** Exercise goal **
Using the listing below, extract each line that has the word "Triage" in it.

#### Information given

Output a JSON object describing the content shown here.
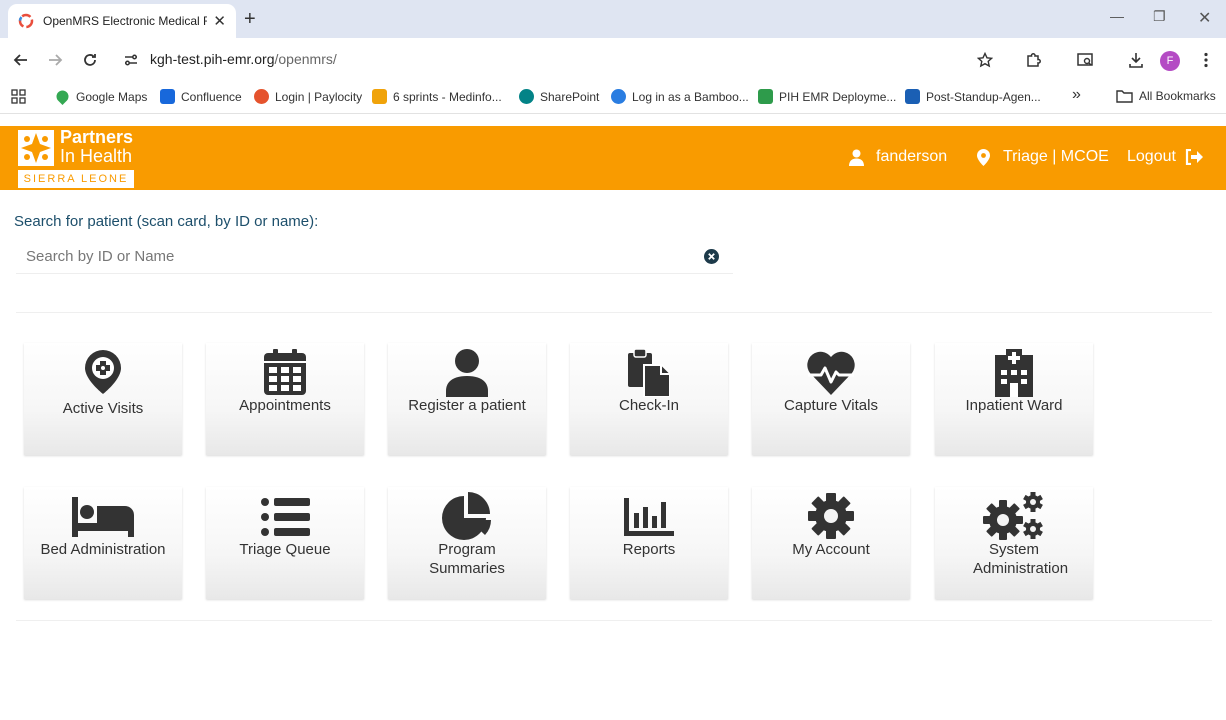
{
  "browser": {
    "tab_title": "OpenMRS Electronic Medical R",
    "url_host": "kgh-test.pih-emr.org",
    "url_path": "/openmrs/",
    "profile_initial": "F",
    "bookmarks": [
      {
        "label": "Google Maps",
        "color": "#34a853"
      },
      {
        "label": "Confluence",
        "color": "#1868db"
      },
      {
        "label": "Login | Paylocity",
        "color": "#e5532d"
      },
      {
        "label": "6 sprints - Medinfo...",
        "color": "#f0a30a"
      },
      {
        "label": "SharePoint",
        "color": "#038387"
      },
      {
        "label": "Log in as a Bamboo...",
        "color": "#2a7de1"
      },
      {
        "label": "PIH EMR Deployme...",
        "color": "#2e9b4b"
      },
      {
        "label": "Post-Standup-Agen...",
        "color": "#1a5fb4"
      }
    ],
    "more_bookmarks": "»",
    "all_bookmarks": "All Bookmarks"
  },
  "header": {
    "logo_line1": "Partners",
    "logo_line2": "In Health",
    "logo_band": "SIERRA LEONE",
    "username": "fanderson",
    "location": "Triage | MCOE",
    "logout": "Logout"
  },
  "search": {
    "label": "Search for patient (scan card, by ID or name):",
    "placeholder": "Search by ID or Name"
  },
  "apps": [
    {
      "label": "Active Visits",
      "icon": "map-marker-hospital-icon"
    },
    {
      "label": "Appointments",
      "icon": "calendar-icon"
    },
    {
      "label": "Register a patient",
      "icon": "user-icon"
    },
    {
      "label": "Check-In",
      "icon": "clipboard-copy-icon"
    },
    {
      "label": "Capture Vitals",
      "icon": "heartbeat-icon"
    },
    {
      "label": "Inpatient Ward",
      "icon": "hospital-building-icon"
    },
    {
      "label": "Bed Administration",
      "icon": "bed-icon"
    },
    {
      "label": "Triage Queue",
      "icon": "list-icon"
    },
    {
      "label": "Program Summaries",
      "icon": "pie-chart-icon"
    },
    {
      "label": "Reports",
      "icon": "bar-chart-icon"
    },
    {
      "label": "My Account",
      "icon": "gear-icon"
    },
    {
      "label": "System Administration",
      "icon": "gears-icon"
    }
  ],
  "colors": {
    "brand_orange": "#f99b00",
    "search_label": "#1d4f6b",
    "icon_dark": "#333333"
  }
}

########

** Written reply **
    "location": "Triage | MCOE",
      "label": "Triage Queue",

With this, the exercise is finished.